▶ [Supplied entries]:
----

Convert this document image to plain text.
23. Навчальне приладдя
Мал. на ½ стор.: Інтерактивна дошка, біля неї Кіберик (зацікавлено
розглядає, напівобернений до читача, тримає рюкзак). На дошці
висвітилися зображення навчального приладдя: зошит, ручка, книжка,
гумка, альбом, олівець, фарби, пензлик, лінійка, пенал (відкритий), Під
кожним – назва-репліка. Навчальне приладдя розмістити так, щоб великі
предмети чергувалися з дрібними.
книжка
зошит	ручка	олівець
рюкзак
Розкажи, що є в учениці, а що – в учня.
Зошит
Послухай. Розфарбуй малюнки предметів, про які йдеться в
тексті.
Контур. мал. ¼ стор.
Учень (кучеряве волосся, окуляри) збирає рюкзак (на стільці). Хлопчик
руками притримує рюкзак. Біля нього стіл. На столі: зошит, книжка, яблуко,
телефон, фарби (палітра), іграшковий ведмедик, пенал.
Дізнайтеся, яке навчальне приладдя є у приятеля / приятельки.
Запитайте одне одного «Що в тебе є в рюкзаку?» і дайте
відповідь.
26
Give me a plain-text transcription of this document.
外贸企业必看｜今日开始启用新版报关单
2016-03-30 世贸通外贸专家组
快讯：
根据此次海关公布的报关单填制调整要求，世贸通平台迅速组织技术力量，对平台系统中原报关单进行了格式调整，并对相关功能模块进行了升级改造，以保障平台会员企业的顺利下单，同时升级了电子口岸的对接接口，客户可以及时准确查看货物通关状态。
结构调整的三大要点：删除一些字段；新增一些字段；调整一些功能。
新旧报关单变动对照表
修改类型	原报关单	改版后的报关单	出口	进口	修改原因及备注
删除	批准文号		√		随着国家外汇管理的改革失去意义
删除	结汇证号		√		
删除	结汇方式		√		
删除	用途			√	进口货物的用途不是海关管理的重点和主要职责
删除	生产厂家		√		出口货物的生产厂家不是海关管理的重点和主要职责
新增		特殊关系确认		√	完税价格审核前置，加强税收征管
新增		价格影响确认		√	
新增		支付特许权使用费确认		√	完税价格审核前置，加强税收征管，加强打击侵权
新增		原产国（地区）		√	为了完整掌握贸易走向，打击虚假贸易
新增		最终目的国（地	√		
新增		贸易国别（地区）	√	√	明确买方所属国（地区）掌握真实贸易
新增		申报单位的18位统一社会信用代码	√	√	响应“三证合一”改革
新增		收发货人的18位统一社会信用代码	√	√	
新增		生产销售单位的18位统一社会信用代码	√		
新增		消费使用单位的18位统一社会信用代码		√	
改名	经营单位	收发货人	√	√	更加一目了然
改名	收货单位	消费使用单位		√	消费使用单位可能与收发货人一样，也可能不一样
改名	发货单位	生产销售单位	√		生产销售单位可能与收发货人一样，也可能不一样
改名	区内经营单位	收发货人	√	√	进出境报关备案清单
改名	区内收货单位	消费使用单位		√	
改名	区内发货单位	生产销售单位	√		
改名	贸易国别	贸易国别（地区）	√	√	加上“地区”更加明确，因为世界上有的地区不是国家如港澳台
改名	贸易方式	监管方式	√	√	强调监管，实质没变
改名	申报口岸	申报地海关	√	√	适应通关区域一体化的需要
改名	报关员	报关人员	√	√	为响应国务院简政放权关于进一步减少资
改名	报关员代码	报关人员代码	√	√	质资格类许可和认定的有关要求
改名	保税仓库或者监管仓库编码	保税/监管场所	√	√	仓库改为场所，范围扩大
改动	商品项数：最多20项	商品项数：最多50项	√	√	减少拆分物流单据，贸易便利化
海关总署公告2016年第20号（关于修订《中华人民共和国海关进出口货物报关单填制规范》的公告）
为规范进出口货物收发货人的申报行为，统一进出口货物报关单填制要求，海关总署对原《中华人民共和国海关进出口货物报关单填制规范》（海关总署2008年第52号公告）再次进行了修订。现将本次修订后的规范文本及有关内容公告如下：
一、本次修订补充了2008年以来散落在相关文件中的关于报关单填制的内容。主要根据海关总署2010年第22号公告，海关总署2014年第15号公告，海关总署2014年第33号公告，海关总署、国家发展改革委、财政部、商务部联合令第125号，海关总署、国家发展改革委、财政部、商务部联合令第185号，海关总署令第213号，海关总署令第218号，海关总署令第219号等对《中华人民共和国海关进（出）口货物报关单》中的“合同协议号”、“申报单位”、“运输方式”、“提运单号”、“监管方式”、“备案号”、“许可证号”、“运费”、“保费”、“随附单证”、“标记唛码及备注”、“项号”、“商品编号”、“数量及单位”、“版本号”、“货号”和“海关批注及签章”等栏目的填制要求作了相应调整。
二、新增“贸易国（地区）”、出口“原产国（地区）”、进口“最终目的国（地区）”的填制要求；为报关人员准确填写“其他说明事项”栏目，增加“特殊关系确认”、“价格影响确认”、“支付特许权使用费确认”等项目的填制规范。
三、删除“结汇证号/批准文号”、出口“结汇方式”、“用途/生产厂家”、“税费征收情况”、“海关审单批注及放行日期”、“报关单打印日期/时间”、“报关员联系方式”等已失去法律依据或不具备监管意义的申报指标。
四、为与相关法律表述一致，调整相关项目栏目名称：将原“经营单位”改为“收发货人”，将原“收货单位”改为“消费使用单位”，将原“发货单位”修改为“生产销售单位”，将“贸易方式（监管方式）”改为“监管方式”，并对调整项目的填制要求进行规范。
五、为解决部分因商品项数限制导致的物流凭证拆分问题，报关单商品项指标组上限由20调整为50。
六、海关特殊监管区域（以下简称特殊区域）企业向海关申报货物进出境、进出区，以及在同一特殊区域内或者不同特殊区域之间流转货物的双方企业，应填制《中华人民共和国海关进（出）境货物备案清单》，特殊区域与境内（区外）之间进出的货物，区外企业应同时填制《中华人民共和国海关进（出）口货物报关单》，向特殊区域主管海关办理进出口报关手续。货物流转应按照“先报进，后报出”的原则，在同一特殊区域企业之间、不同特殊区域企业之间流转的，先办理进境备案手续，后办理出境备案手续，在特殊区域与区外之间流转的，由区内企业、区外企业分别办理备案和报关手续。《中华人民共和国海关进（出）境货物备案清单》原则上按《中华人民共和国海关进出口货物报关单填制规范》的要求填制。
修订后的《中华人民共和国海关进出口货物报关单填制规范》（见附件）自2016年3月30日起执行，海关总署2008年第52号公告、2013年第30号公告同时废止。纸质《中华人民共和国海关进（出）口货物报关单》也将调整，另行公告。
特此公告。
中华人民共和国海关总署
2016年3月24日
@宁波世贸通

----

▶ [Goal]: Restate the records, all of them, precisely as written.

▶ [Solution to this task]:
Convert this document image to plain text.
23. Навчальне приладдя
Мал. на ½ стор.: Інтерактивна дошка, біля неї Кіберик (зацікавлено
розглядає, напівобернений до читача, тримає рюкзак). На дошці
висвітилися зображення навчального приладдя: зошит, ручка, книжка,
гумка, альбом, олівець, фарби, пензлик, лінійка, пенал (відкритий), Під
кожним – назва-репліка. Навчальне приладдя розмістити так, щоб великі
предмети чергувалися з дрібними.
книжка
зошит	ручка	олівець
рюкзак
Розкажи, що є в учениці, а що – в учня.
Зошит
Послухай. Розфарбуй малюнки предметів, про які йдеться в
тексті.
Контур. мал. ¼ стор.
Учень (кучеряве волосся, окуляри) збирає рюкзак (на стільці). Хлопчик
руками притримує рюкзак. Біля нього стіл. На столі: зошит, книжка, яблуко,
телефон, фарби (палітра), іграшковий ведмедик, пенал.
Дізнайтеся, яке навчальне приладдя є у приятеля / приятельки.
Запитайте одне одного «Що в тебе є в рюкзаку?» і дайте
відповідь.
26
Give me a plain-text transcription of this document.
外贸企业必看｜今日开始启用新版报关单
2016-03-30 世贸通外贸专家组
快讯：
根据此次海关公布的报关单填制调整要求，世贸通平台迅速组织技术力量，对平台系统中原报关单进行了格式调整，并对相关功能模块进行了升级改造，以保障平台会员企业的顺利下单，同时升级了电子口岸的对接接口，客户可以及时准确查看货物通关状态。
结构调整的三大要点：删除一些字段；新增一些字段；调整一些功能。
新旧报关单变动对照表
修改类型	原报关单	改版后的报关单	出口	进口	修改原因及备注
删除	批准文号		√		随着国家外汇管理的改革失去意义
删除	结汇证号		√		
删除	结汇方式		√		
删除	用途			√	进口货物的用途不是海关管理的重点和主要职责
删除	生产厂家		√		出口货物的生产厂家不是海关管理的重点和主要职责
新增		特殊关系确认		√	完税价格审核前置，加强税收征管
新增		价格影响确认		√	
新增		支付特许权使用费确认		√	完税价格审核前置，加强税收征管，加强打击侵权
新增		原产国（地区）		√	为了完整掌握贸易走向，打击虚假贸易
新增		最终目的国（地	√		
新增		贸易国别（地区）	√	√	明确买方所属国（地区）掌握真实贸易
新增		申报单位的18位统一社会信用代码	√	√	响应“三证合一”改革
新增		收发货人的18位统一社会信用代码	√	√	
新增		生产销售单位的18位统一社会信用代码	√		
新增		消费使用单位的18位统一社会信用代码		√	
改名	经营单位	收发货人	√	√	更加一目了然
改名	收货单位	消费使用单位		√	消费使用单位可能与收发货人一样，也可能不一样
改名	发货单位	生产销售单位	√		生产销售单位可能与收发货人一样，也可能不一样
改名	区内经营单位	收发货人	√	√	进出境报关备案清单
改名	区内收货单位	消费使用单位		√	
改名	区内发货单位	生产销售单位	√		
改名	贸易国别	贸易国别（地区）	√	√	加上“地区”更加明确，因为世界上有的地区不是国家如港澳台
改名	贸易方式	监管方式	√	√	强调监管，实质没变
改名	申报口岸	申报地海关	√	√	适应通关区域一体化的需要
改名	报关员	报关人员	√	√	为响应国务院简政放权关于进一步减少资
改名	报关员代码	报关人员代码	√	√	质资格类许可和认定的有关要求
改名	保税仓库或者监管仓库编码	保税/监管场所	√	√	仓库改为场所，范围扩大
改动	商品项数：最多20项	商品项数：最多50项	√	√	减少拆分物流单据，贸易便利化
海关总署公告2016年第20号（关于修订《中华人民共和国海关进出口货物报关单填制规范》的公告）
为规范进出口货物收发货人的申报行为，统一进出口货物报关单填制要求，海关总署对原《中华人民共和国海关进出口货物报关单填制规范》（海关总署2008年第52号公告）再次进行了修订。现将本次修订后的规范文本及有关内容公告如下：
一、本次修订补充了2008年以来散落在相关文件中的关于报关单填制的内容。主要根据海关总署2010年第22号公告，海关总署2014年第15号公告，海关总署2014年第33号公告，海关总署、国家发展改革委、财政部、商务部联合令第125号，海关总署、国家发展改革委、财政部、商务部联合令第185号，海关总署令第213号，海关总署令第218号，海关总署令第219号等对《中华人民共和国海关进（出）口货物报关单》中的“合同协议号”、“申报单位”、“运输方式”、“提运单号”、“监管方式”、“备案号”、“许可证号”、“运费”、“保费”、“随附单证”、“标记唛码及备注”、“项号”、“商品编号”、“数量及单位”、“版本号”、“货号”和“海关批注及签章”等栏目的填制要求作了相应调整。
二、新增“贸易国（地区）”、出口“原产国（地区）”、进口“最终目的国（地区）”的填制要求；为报关人员准确填写“其他说明事项”栏目，增加“特殊关系确认”、“价格影响确认”、“支付特许权使用费确认”等项目的填制规范。
三、删除“结汇证号/批准文号”、出口“结汇方式”、“用途/生产厂家”、“税费征收情况”、“海关审单批注及放行日期”、“报关单打印日期/时间”、“报关员联系方式”等已失去法律依据或不具备监管意义的申报指标。
四、为与相关法律表述一致，调整相关项目栏目名称：将原“经营单位”改为“收发货人”，将原“收货单位”改为“消费使用单位”，将原“发货单位”修改为“生产销售单位”，将“贸易方式（监管方式）”改为“监管方式”，并对调整项目的填制要求进行规范。
五、为解决部分因商品项数限制导致的物流凭证拆分问题，报关单商品项指标组上限由20调整为50。
六、海关特殊监管区域（以下简称特殊区域）企业向海关申报货物进出境、进出区，以及在同一特殊区域内或者不同特殊区域之间流转货物的双方企业，应填制《中华人民共和国海关进（出）境货物备案清单》，特殊区域与境内（区外）之间进出的货物，区外企业应同时填制《中华人民共和国海关进（出）口货物报关单》，向特殊区域主管海关办理进出口报关手续。货物流转应按照“先报进，后报出”的原则，在同一特殊区域企业之间、不同特殊区域企业之间流转的，先办理进境备案手续，后办理出境备案手续，在特殊区域与区外之间流转的，由区内企业、区外企业分别办理备案和报关手续。《中华人民共和国海关进（出）境货物备案清单》原则上按《中华人民共和国海关进出口货物报关单填制规范》的要求填制。
修订后的《中华人民共和国海关进出口货物报关单填制规范》（见附件）自2016年3月30日起执行，海关总署2008年第52号公告、2013年第30号公告同时废止。纸质《中华人民共和国海关进（出）口货物报关单》也将调整，另行公告。
特此公告。
中华人民共和国海关总署
2016年3月24日
@宁波世贸通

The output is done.